▶ **THE PROBLEM**
Would you restate all the entries exactly, leaving nothing out?

▶ **EXERCISE MATERIALS**

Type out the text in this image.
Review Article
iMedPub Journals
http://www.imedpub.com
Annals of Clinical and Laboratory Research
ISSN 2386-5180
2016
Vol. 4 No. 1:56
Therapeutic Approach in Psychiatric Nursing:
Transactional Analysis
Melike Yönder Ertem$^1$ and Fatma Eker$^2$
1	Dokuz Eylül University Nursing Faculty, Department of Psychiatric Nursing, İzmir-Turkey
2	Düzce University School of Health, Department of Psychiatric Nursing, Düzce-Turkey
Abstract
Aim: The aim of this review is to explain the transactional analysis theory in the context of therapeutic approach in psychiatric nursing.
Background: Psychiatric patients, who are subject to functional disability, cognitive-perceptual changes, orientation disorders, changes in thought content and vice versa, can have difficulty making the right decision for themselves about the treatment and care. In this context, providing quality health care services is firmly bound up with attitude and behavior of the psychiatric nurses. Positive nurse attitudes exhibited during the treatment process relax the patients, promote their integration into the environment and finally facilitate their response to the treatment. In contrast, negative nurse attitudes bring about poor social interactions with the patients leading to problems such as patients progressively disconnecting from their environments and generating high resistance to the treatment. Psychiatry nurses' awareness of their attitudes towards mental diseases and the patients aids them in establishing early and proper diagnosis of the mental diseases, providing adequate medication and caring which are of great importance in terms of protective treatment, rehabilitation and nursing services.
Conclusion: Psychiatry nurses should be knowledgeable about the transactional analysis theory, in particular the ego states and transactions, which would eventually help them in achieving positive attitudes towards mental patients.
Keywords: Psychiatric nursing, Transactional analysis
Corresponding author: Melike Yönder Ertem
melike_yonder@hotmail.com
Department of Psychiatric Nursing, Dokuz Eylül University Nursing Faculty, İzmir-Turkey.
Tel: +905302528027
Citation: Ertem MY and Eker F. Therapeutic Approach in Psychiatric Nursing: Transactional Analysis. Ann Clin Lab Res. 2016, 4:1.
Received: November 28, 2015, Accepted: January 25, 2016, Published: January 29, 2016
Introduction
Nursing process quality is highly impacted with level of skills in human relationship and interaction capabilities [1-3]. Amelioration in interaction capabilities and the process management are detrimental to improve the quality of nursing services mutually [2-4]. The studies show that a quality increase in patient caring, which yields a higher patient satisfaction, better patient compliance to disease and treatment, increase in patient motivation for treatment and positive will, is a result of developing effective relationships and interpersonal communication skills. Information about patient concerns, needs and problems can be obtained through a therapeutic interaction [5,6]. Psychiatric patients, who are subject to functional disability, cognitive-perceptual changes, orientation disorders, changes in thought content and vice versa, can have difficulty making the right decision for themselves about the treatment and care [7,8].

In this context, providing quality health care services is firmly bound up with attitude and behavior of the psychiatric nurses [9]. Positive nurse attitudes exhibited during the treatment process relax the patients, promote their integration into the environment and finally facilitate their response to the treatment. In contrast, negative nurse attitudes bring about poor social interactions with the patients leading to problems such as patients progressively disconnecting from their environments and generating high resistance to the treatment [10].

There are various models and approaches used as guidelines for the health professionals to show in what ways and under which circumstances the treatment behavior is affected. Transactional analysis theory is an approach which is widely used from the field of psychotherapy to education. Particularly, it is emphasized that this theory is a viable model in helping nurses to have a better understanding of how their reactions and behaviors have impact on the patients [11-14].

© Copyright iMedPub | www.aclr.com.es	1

▶ **RESULT**
Type out the text in this image.
Review Article
iMedPub Journals
http://www.imedpub.com
Annals of Clinical and Laboratory Research
ISSN 2386-5180
2016
Vol. 4 No. 1:56
Therapeutic Approach in Psychiatric Nursing:
Transactional Analysis
Melike Yönder Ertem$^1$ and Fatma Eker$^2$
1	Dokuz Eylül University Nursing Faculty, Department of Psychiatric Nursing, İzmir-Turkey
2	Düzce University School of Health, Department of Psychiatric Nursing, Düzce-Turkey
Abstract
Aim: The aim of this review is to explain the transactional analysis theory in the context of therapeutic approach in psychiatric nursing.
Background: Psychiatric patients, who are subject to functional disability, cognitive-perceptual changes, orientation disorders, changes in thought content and vice versa, can have difficulty making the right decision for themselves about the treatment and care. In this context, providing quality health care services is firmly bound up with attitude and behavior of the psychiatric nurses. Positive nurse attitudes exhibited during the treatment process relax the patients, promote their integration into the environment and finally facilitate their response to the treatment. In contrast, negative nurse attitudes bring about poor social interactions with the patients leading to problems such as patients progressively disconnecting from their environments and generating high resistance to the treatment. Psychiatry nurses' awareness of their attitudes towards mental diseases and the patients aids them in establishing early and proper diagnosis of the mental diseases, providing adequate medication and caring which are of great importance in terms of protective treatment, rehabilitation and nursing services.
Conclusion: Psychiatry nurses should be knowledgeable about the transactional analysis theory, in particular the ego states and transactions, which would eventually help them in achieving positive attitudes towards mental patients.
Keywords: Psychiatric nursing, Transactional analysis
Corresponding author: Melike Yönder Ertem
melike_yonder@hotmail.com
Department of Psychiatric Nursing, Dokuz Eylül University Nursing Faculty, İzmir-Turkey.
Tel: +905302528027
Citation: Ertem MY and Eker F. Therapeutic Approach in Psychiatric Nursing: Transactional Analysis. Ann Clin Lab Res. 2016, 4:1.
Received: November 28, 2015, Accepted: January 25, 2016, Published: January 29, 2016
Introduction
Nursing process quality is highly impacted with level of skills in human relationship and interaction capabilities [1-3]. Amelioration in interaction capabilities and the process management are detrimental to improve the quality of nursing services mutually [2-4]. The studies show that a quality increase in patient caring, which yields a higher patient satisfaction, better patient compliance to disease and treatment, increase in patient motivation for treatment and positive will, is a result of developing effective relationships and interpersonal communication skills. Information about patient concerns, needs and problems can be obtained through a therapeutic interaction [5,6]. Psychiatric patients, who are subject to functional disability, cognitive-perceptual changes, orientation disorders, changes in thought content and vice versa, can have difficulty making the right decision for themselves about the treatment and care [7,8].

In this context, providing quality health care services is firmly bound up with attitude and behavior of the psychiatric nurses [9]. Positive nurse attitudes exhibited during the treatment process relax the patients, promote their integration into the environment and finally facilitate their response to the treatment. In contrast, negative nurse attitudes bring about poor social interactions with the patients leading to problems such as patients progressively disconnecting from their environments and generating high resistance to the treatment [10].

There are various models and approaches used as guidelines for the health professionals to show in what ways and under which circumstances the treatment behavior is affected. Transactional analysis theory is an approach which is widely used from the field of psychotherapy to education. Particularly, it is emphasized that this theory is a viable model in helping nurses to have a better understanding of how their reactions and behaviors have impact on the patients [11-14].

© Copyright iMedPub | www.aclr.com.es	1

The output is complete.